— start of Information supplied —

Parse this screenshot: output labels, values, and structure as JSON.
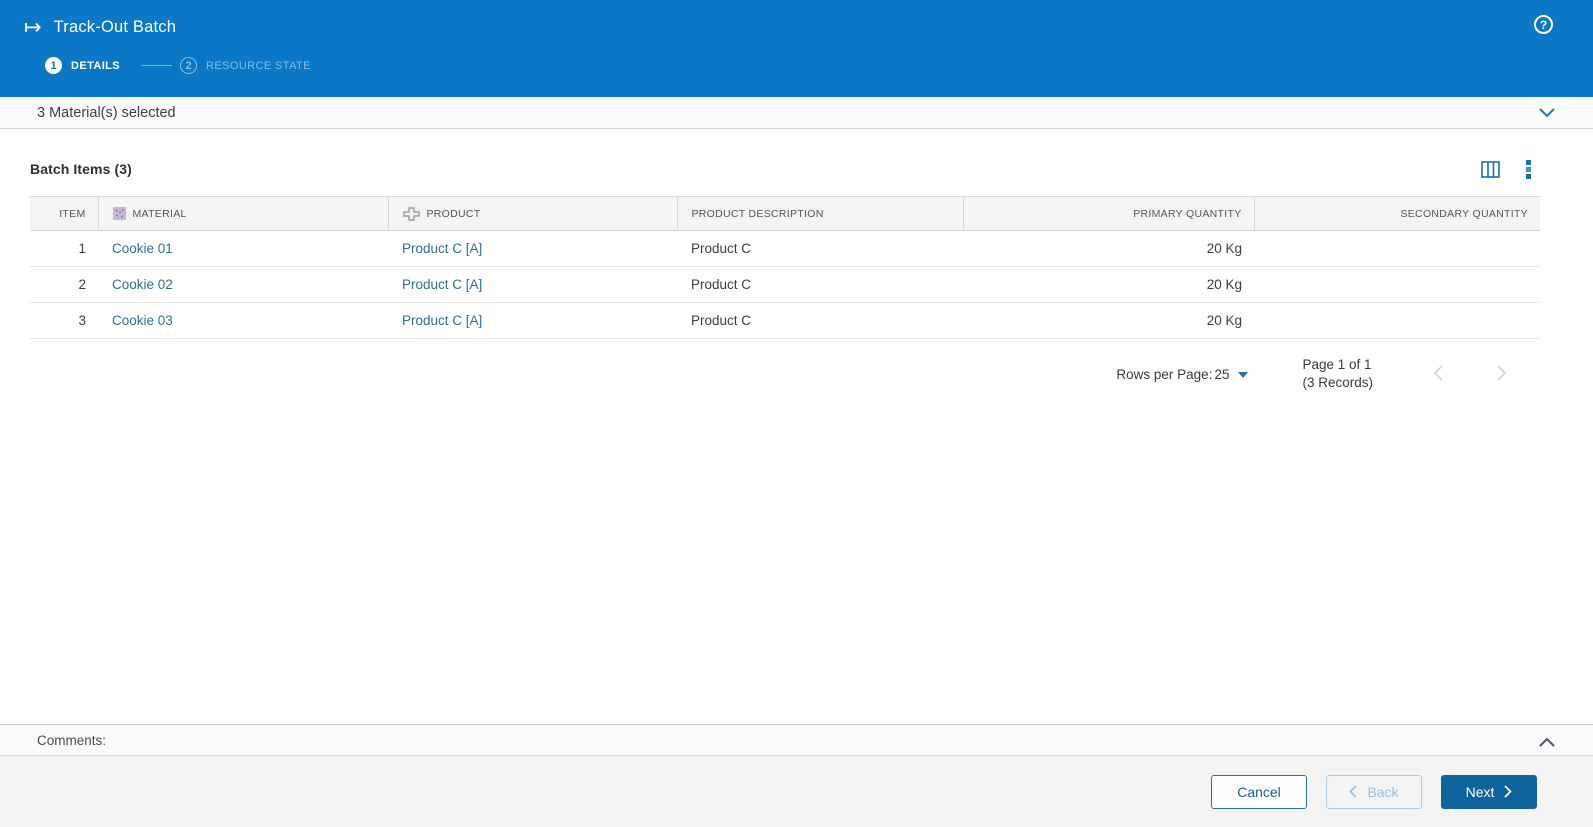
{
  "header": {
    "title": "Track-Out Batch",
    "trackout_icon_glyph": "↦",
    "help_icon_glyph": "?",
    "steps": [
      {
        "number": "1",
        "label": "DETAILS"
      },
      {
        "number": "2",
        "label": "RESOURCE STATE"
      }
    ]
  },
  "materials_bar": {
    "label": "3 Material(s) selected"
  },
  "batch_items": {
    "title": "Batch Items (3)",
    "columns": {
      "item": "ITEM",
      "material": "MATERIAL",
      "product": "PRODUCT",
      "product_description": "PRODUCT DESCRIPTION",
      "primary_quantity": "PRIMARY QUANTITY",
      "secondary_quantity": "SECONDARY QUANTITY"
    },
    "rows": [
      {
        "item": "1",
        "material": "Cookie 01",
        "product": "Product C [A]",
        "product_description": "Product C",
        "primary_quantity": "20 Kg",
        "secondary_quantity": ""
      },
      {
        "item": "2",
        "material": "Cookie 02",
        "product": "Product C [A]",
        "product_description": "Product C",
        "primary_quantity": "20 Kg",
        "secondary_quantity": ""
      },
      {
        "item": "3",
        "material": "Cookie 03",
        "product": "Product C [A]",
        "product_description": "Product C",
        "primary_quantity": "20 Kg",
        "secondary_quantity": ""
      }
    ]
  },
  "pagination": {
    "rows_per_page_label": "Rows per Page:",
    "rows_per_page_value": "25",
    "page_info": "Page 1 of 1",
    "records_info": "(3 Records)"
  },
  "comments": {
    "label": "Comments:"
  },
  "footer": {
    "cancel_label": "Cancel",
    "back_label": "Back",
    "next_label": "Next"
  },
  "colors": {
    "header_blue": "#0a77c7",
    "link_blue": "#2e6e9e",
    "next_button_blue": "#0e639c",
    "inactive_step_blue": "#85bce3",
    "material_icon_purple": "#c7b6d9"
  }
}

— end of Information supplied —

Job
Without the pictures, print the records in full, exactly as they appear.

Exercise solution
Parse this screenshot: output labels, values, and structure as JSON.
{
  "header": {
    "title": "Track-Out Batch",
    "trackout_icon_glyph": "↦",
    "help_icon_glyph": "?",
    "steps": [
      {
        "number": "1",
        "label": "DETAILS"
      },
      {
        "number": "2",
        "label": "RESOURCE STATE"
      }
    ]
  },
  "materials_bar": {
    "label": "3 Material(s) selected"
  },
  "batch_items": {
    "title": "Batch Items (3)",
    "columns": {
      "item": "ITEM",
      "material": "MATERIAL",
      "product": "PRODUCT",
      "product_description": "PRODUCT DESCRIPTION",
      "primary_quantity": "PRIMARY QUANTITY",
      "secondary_quantity": "SECONDARY QUANTITY"
    },
    "rows": [
      {
        "item": "1",
        "material": "Cookie 01",
        "product": "Product C [A]",
        "product_description": "Product C",
        "primary_quantity": "20 Kg",
        "secondary_quantity": ""
      },
      {
        "item": "2",
        "material": "Cookie 02",
        "product": "Product C [A]",
        "product_description": "Product C",
        "primary_quantity": "20 Kg",
        "secondary_quantity": ""
      },
      {
        "item": "3",
        "material": "Cookie 03",
        "product": "Product C [A]",
        "product_description": "Product C",
        "primary_quantity": "20 Kg",
        "secondary_quantity": ""
      }
    ]
  },
  "pagination": {
    "rows_per_page_label": "Rows per Page:",
    "rows_per_page_value": "25",
    "page_info": "Page 1 of 1",
    "records_info": "(3 Records)"
  },
  "comments": {
    "label": "Comments:"
  },
  "footer": {
    "cancel_label": "Cancel",
    "back_label": "Back",
    "next_label": "Next"
  },
  "colors": {
    "header_blue": "#0a77c7",
    "link_blue": "#2e6e9e",
    "next_button_blue": "#0e639c",
    "inactive_step_blue": "#85bce3",
    "material_icon_purple": "#c7b6d9"
  }
}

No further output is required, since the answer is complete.